Aim: Within the records that follow, find every line containing the string "Boiler". Copy those lines.

Provided data:

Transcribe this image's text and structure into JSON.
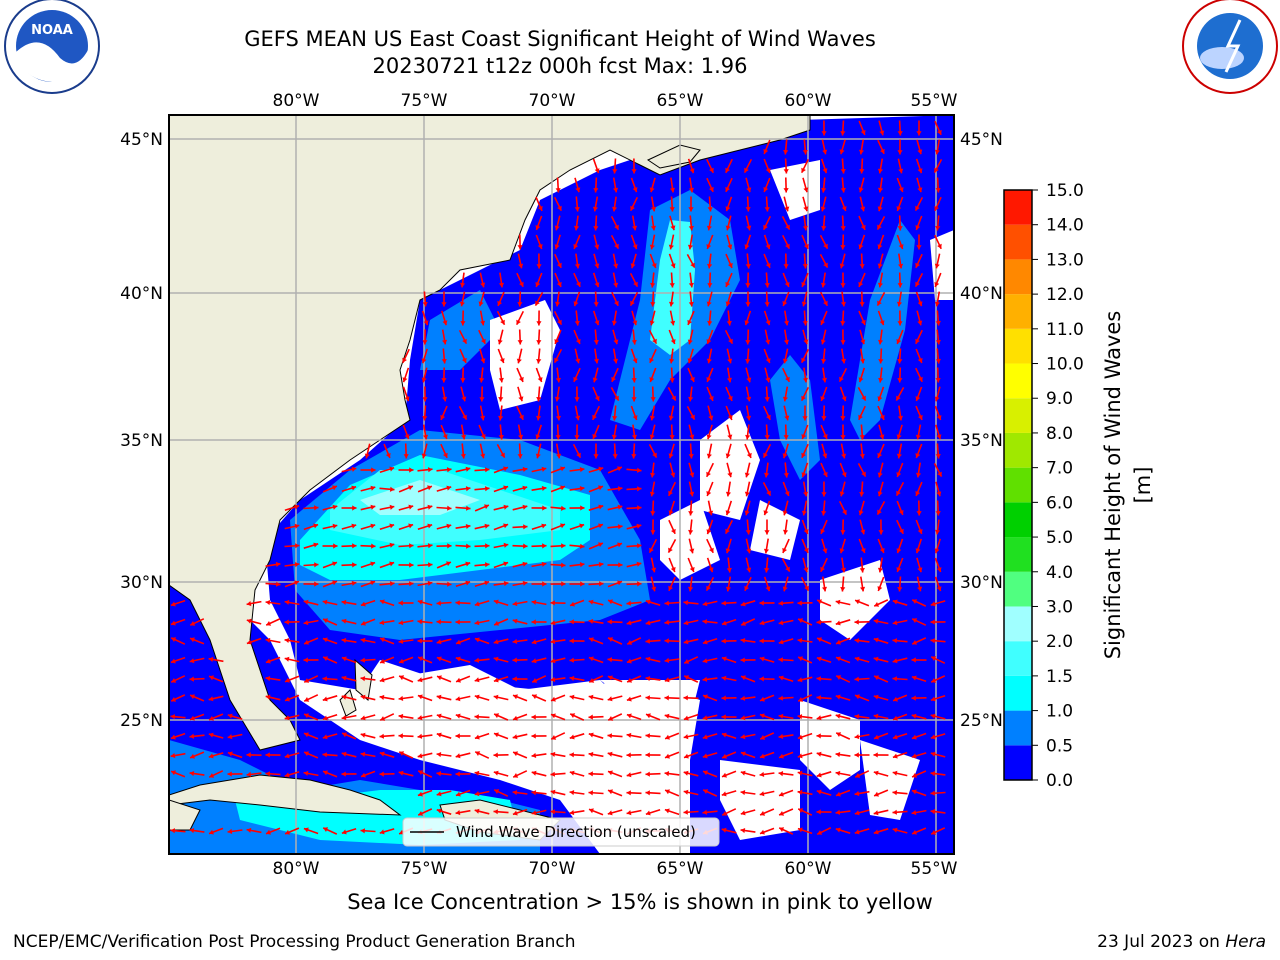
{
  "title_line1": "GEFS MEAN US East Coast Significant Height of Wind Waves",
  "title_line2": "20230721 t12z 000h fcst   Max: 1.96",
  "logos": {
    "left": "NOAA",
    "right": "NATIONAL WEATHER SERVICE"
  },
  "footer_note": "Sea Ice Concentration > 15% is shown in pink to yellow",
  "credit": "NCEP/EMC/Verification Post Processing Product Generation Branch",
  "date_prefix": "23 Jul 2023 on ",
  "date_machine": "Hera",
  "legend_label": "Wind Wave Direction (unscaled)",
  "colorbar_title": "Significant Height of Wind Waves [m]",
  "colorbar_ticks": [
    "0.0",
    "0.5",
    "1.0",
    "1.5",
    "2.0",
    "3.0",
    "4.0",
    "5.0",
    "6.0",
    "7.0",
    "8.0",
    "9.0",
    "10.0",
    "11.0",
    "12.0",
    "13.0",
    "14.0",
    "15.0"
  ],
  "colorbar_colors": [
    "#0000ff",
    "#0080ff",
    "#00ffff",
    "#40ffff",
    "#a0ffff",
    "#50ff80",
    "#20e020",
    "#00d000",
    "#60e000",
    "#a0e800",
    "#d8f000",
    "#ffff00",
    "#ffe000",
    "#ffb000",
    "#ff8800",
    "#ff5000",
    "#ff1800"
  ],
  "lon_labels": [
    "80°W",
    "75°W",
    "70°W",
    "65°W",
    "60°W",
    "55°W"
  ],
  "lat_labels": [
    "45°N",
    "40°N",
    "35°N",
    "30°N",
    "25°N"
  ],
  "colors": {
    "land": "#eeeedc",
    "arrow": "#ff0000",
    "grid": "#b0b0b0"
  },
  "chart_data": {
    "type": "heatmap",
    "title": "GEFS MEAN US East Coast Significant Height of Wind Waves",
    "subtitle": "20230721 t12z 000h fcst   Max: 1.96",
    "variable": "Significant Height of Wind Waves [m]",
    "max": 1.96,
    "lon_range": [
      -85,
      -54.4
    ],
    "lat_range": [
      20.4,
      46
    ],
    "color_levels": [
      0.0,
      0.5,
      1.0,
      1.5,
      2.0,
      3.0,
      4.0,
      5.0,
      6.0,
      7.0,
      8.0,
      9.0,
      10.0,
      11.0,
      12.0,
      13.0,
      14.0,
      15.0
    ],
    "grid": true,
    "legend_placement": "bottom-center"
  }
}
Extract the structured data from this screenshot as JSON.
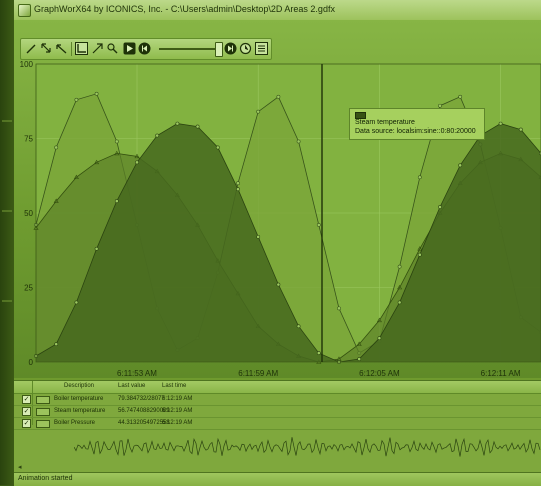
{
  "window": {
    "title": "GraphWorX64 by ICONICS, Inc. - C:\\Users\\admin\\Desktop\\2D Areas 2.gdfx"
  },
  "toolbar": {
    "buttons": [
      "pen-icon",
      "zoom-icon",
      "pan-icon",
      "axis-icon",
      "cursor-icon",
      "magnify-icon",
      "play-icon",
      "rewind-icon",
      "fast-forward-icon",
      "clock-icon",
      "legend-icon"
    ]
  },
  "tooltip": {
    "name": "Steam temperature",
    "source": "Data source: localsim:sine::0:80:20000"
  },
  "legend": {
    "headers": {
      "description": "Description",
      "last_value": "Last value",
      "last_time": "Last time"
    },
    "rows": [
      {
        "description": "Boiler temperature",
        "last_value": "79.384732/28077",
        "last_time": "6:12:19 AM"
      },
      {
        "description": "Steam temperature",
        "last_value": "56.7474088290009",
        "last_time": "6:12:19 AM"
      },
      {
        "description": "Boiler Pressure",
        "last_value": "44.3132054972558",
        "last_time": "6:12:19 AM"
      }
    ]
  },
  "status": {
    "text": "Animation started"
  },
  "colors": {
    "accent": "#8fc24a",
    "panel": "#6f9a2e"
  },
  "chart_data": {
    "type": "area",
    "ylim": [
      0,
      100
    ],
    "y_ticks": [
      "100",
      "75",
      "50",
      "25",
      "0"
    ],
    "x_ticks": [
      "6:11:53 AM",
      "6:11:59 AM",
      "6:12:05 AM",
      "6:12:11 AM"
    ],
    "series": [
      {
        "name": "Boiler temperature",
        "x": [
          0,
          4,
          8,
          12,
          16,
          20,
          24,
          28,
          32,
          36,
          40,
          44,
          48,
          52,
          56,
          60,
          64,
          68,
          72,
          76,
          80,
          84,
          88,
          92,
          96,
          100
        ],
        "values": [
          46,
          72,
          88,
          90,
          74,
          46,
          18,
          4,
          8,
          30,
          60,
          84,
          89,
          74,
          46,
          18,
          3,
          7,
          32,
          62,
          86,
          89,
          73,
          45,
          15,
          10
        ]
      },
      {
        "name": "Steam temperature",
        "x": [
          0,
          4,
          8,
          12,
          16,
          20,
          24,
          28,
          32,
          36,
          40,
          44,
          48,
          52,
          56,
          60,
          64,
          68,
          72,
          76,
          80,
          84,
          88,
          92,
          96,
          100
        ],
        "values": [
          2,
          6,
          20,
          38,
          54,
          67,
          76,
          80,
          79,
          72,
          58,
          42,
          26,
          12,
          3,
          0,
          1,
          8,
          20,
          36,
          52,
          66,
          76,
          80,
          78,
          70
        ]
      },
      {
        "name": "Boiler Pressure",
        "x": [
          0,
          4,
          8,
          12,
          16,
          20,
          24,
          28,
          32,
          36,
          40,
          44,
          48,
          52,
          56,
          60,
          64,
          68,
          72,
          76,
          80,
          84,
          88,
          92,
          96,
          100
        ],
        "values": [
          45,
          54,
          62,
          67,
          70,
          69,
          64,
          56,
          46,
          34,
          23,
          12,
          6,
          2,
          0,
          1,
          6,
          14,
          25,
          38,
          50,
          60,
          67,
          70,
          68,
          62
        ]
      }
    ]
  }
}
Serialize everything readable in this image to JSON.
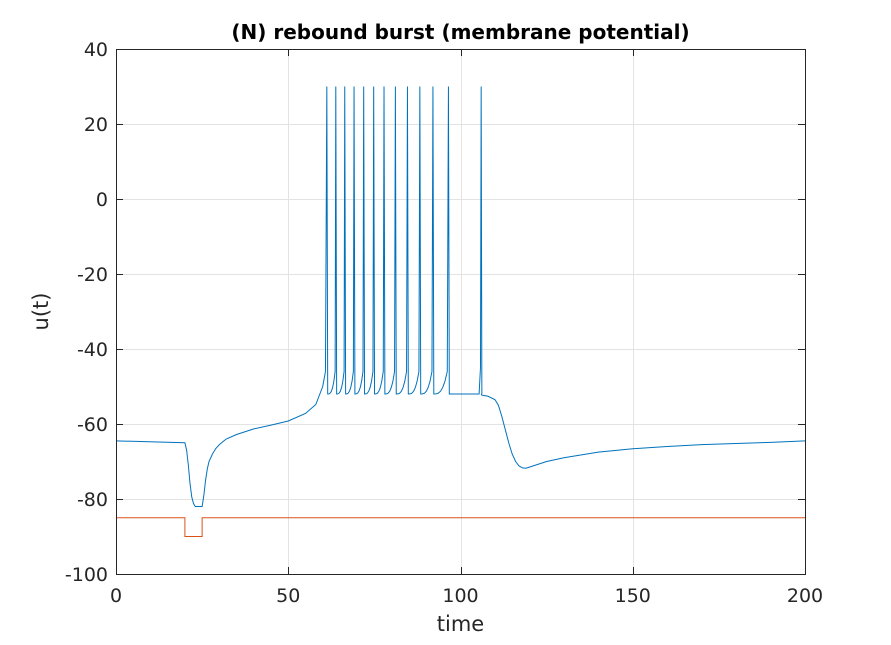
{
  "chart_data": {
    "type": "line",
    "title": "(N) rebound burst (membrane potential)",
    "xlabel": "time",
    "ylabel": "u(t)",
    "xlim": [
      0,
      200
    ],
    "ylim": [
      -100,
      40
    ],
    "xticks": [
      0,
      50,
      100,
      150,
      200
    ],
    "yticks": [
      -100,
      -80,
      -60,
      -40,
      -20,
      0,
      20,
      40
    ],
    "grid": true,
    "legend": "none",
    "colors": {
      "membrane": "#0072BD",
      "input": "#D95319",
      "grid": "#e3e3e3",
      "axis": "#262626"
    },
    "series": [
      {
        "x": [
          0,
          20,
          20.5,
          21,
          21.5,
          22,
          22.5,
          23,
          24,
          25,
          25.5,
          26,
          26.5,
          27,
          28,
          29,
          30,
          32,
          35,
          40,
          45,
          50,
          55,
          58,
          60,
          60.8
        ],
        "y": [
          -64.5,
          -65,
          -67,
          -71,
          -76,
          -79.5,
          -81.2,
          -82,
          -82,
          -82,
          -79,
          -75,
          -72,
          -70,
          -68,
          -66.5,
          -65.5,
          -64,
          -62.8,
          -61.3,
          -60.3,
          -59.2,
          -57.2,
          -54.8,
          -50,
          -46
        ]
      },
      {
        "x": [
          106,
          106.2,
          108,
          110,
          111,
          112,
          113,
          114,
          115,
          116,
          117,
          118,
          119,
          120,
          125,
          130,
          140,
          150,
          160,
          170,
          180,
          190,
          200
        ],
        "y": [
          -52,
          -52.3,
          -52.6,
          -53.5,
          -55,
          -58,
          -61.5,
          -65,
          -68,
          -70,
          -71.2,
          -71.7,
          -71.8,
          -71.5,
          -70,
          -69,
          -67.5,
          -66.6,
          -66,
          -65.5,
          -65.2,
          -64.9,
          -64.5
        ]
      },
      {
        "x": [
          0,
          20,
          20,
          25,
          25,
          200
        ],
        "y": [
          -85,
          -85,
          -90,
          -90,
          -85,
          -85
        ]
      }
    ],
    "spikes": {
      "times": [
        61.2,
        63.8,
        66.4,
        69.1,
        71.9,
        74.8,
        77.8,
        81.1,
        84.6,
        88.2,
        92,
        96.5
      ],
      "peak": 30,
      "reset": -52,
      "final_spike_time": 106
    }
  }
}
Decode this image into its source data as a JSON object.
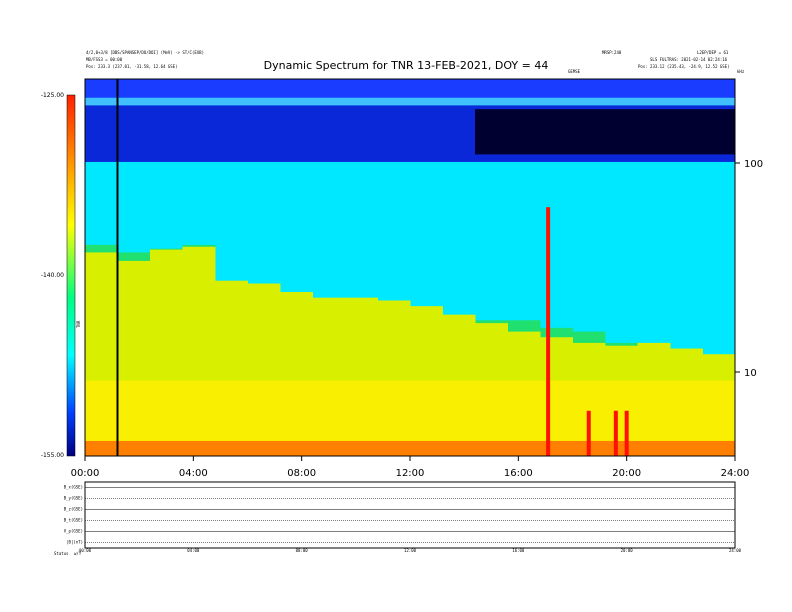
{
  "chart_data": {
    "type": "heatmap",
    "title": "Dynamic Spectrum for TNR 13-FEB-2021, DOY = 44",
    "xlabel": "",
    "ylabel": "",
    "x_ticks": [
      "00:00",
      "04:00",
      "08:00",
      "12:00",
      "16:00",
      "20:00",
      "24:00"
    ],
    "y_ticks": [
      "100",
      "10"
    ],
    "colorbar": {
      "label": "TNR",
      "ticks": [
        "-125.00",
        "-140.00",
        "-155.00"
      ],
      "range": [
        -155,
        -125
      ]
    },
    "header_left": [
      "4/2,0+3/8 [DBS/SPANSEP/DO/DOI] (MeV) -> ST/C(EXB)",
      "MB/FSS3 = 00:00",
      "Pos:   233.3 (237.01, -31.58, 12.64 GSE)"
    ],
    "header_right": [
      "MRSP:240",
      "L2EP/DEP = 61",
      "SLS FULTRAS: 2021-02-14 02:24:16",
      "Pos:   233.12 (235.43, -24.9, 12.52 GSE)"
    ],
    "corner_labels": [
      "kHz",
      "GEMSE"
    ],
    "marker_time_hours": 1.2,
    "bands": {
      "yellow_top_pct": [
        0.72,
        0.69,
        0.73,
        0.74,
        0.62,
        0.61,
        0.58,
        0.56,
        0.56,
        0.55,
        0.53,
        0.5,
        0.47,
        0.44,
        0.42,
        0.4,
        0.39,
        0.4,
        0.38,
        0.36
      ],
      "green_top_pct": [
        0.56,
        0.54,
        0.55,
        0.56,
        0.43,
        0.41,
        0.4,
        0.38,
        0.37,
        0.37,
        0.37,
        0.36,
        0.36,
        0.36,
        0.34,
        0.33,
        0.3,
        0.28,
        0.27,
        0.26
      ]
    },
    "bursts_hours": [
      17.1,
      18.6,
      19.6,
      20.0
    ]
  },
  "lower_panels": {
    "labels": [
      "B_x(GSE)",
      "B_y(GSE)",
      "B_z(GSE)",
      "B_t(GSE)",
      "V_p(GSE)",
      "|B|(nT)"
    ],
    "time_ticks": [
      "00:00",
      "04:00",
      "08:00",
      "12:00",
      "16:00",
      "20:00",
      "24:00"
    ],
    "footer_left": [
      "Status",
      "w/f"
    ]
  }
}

The output:
        "description": "Boiler temperature",
        "description": "Boiler Pressure",
        "name": "Boiler temperature",
        "name": "Boiler Pressure",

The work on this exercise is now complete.